= ПРИВЕДЁННЫЙ ОТРЫВОК =
Опавшие листья - Василий Васильевич Розанов
Шрифт:
Интервал:
Закладка:
* * *
Только оканчивая жизнь, видишь, что вся твоя жизнь была поучением, в котором ты был невнимательным учеником.
Так я стою перед своим невыученным уроком. Учитель вышел. «Собирай книги и уходи». И рад был бы, чтобы кто-нибудь «наказал», «оставил без обеда». Но никто не накажет. Ты – вообще никому не нужен. Завтра будет «урок». Но для другого. И другие будут заниматься. Тобой никогда более не займутся.
* * *
…а все-таки «мелочной лавочки» из души не вытрешь: все какие-то досады, гневы, самолюбие; – и грош им цена, и минута времени; а есть, сидят, и не умеешь не допустить в душу.
* * *
Протоиерей Ш. хоронил мать. И он был старый, а она совсем древняя. Столетняя.
Провожал и староста соборный, он же и городской голова.
Они шли и говорили вполголоса. Разговор был заботливый, деловой. И говорили до самого кладбища.
Отворили ворота. Внесли. Пропели. Он проговорил заупокойное.
Опустили в землю и поехали домой.
* * *
Мамаша томилась.
– Сбегай, Вася, к отцу Александру. Причаститься и исповедаться хочу.
Я побежал. Это было на Нижней Дебре (Кострома).
Прихожу. Говорю. С неудовольствием:
– Да ведь я ж ее две недели тому исповедовал и причащал.
Стою. Перебираю ноги в дверях:
– Очень просит. Сказала, что скоро умрет.
– Так ведь две недели! – повторил он громче и с неудовольствием. Чего ей еще?
Я надел картуз и побежал. Сказал. Мама ничего не сказала и скоро умерла.
* * *
«Буду в гробу лежать и все-таки буду работать».
Как отчеканено.
И, едва стоя на ногах, налила верно, – ни жидко, ни крепко, – мне чаю.
Но это – «и в гробу работаю» – вся ее личность.
* * *
– «Душа еще жива. Тело умерло».

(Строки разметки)
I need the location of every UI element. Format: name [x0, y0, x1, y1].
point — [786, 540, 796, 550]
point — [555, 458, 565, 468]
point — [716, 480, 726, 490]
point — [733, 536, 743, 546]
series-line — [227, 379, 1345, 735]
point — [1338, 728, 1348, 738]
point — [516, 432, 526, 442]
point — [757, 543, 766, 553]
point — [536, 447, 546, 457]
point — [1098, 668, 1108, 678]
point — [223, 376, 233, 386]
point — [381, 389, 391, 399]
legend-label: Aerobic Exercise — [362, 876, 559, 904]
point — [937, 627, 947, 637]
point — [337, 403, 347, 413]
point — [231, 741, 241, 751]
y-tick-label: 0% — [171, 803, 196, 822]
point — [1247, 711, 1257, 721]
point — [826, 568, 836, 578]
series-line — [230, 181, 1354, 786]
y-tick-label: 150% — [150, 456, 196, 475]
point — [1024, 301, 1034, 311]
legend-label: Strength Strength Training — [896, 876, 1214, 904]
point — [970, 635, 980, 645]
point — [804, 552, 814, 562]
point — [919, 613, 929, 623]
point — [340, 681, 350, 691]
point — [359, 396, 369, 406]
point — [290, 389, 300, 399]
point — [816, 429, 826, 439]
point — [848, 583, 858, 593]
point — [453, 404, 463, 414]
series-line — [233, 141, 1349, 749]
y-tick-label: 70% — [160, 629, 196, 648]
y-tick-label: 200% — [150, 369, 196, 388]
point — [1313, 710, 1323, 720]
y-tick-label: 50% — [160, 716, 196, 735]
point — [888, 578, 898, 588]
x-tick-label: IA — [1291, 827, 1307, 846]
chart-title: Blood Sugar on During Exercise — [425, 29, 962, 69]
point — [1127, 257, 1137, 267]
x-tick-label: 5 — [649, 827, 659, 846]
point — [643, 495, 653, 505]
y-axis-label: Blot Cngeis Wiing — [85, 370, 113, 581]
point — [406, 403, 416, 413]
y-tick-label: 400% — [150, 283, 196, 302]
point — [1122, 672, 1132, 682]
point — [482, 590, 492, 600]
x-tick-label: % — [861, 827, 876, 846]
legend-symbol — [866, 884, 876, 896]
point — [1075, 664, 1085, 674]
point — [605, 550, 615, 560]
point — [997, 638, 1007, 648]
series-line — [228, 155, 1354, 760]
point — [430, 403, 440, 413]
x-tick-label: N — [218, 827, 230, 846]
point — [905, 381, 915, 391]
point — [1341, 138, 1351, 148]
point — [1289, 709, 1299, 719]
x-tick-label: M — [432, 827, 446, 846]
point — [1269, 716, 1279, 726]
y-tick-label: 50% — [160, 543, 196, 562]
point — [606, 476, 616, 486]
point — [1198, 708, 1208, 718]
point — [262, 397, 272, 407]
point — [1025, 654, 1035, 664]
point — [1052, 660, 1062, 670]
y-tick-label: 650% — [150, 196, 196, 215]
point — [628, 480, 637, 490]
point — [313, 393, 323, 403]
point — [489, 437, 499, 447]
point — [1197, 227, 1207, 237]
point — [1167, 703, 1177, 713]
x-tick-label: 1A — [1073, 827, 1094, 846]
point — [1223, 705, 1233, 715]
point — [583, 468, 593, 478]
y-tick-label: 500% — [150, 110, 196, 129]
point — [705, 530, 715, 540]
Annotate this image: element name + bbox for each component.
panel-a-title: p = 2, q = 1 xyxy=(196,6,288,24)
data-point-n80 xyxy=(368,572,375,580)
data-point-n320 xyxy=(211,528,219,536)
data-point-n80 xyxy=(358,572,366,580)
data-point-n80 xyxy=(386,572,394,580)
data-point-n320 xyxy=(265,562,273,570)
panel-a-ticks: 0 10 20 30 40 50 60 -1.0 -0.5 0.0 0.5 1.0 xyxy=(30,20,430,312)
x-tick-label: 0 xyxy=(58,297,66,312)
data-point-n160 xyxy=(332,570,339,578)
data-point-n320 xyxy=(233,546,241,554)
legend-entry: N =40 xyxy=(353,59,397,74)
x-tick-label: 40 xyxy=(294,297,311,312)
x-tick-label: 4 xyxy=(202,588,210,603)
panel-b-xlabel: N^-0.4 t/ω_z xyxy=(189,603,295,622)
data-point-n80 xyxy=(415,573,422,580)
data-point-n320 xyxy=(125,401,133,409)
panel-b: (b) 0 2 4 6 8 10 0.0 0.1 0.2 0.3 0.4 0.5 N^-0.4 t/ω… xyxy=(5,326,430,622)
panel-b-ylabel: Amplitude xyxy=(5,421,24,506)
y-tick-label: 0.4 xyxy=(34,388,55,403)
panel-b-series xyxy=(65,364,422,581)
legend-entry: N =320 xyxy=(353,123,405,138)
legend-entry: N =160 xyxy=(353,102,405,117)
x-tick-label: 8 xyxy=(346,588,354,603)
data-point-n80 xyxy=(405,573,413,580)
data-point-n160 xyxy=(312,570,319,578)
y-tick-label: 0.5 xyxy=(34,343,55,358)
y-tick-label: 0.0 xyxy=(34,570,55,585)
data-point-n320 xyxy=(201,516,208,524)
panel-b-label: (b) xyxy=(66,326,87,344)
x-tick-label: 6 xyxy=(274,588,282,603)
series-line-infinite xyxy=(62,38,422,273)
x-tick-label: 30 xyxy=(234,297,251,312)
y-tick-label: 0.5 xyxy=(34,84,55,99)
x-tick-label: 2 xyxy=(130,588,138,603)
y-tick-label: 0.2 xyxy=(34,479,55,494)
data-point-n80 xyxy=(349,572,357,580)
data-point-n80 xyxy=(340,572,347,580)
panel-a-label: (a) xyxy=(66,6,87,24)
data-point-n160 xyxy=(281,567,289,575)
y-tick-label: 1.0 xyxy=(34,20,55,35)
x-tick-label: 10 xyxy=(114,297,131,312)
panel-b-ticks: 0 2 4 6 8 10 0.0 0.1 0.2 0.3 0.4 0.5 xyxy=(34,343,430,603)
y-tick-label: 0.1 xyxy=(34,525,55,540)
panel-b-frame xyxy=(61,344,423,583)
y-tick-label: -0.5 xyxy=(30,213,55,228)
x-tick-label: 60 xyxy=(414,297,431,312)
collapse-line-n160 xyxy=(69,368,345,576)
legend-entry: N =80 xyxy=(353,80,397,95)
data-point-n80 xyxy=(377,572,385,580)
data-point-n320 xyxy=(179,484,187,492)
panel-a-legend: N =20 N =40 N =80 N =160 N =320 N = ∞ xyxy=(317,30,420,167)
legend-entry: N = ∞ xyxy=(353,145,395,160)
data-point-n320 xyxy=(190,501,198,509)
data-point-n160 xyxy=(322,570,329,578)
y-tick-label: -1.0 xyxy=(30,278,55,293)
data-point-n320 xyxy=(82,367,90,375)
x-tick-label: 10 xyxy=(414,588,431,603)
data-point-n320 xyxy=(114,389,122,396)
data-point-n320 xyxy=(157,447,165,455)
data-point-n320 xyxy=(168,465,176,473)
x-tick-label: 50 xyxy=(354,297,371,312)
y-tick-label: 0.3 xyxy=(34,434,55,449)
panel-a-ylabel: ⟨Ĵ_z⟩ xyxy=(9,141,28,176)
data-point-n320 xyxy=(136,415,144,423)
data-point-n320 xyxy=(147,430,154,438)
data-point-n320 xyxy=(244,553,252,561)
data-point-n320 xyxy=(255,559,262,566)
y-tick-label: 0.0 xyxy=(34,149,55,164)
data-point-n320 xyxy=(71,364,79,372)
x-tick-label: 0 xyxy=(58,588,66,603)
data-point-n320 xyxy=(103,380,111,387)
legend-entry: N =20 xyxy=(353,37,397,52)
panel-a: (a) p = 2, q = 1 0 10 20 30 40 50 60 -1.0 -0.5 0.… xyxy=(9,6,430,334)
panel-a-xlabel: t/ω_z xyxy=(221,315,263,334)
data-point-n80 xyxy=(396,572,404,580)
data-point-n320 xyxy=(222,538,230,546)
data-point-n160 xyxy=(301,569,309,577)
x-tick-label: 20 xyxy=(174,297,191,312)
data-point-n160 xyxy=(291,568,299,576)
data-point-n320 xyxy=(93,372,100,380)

= ВАШИ ЗАДАНИЯ =
**1)** Повторите дословно часть отрывка из «Опавших листьев» между словами «Опавшие листья - Василий» и «совсем древняя. Столетняя.» включительно.
**2)** Отберите и выпишите все строки разметки, содержащие слово «name», с учётом регистра букв.
Отрывок и строки разметки являются самостоятельными, не связанными между собой материалами.

= ВЫПОЛНЕННЫЕ ЗАДАНИЯ =
**1)**
Опавшие листья - Василий Васильевич Розанов
Шрифт:
Интервал:
Закладка:
* * *
Только оканчивая жизнь, видишь, что вся твоя жизнь была поучением, в котором ты был невнимательным учеником.
Так я стою перед своим невыученным уроком. Учитель вышел. «Собирай книги и уходи». И рад был бы, чтобы кто-нибудь «наказал», «оставил без обеда». Но никто не накажет. Ты – вообще никому не нужен. Завтра будет «урок». Но для другого. И другие будут заниматься. Тобой никогда более не займутся.
* * *
…а все-таки «мелочной лавочки» из души не вытрешь: все какие-то досады, гневы, самолюбие; – и грош им цена, и минута времени; а есть, сидят, и не умеешь не допустить в душу.
* * *
Протоиерей Ш. хоронил мать. И он был старый, а она совсем древняя. Столетняя.

**2)**
I need the location of every UI element. Format: name [x0, y0, x1, y1].
Annotate this image: element name + bbox for each component.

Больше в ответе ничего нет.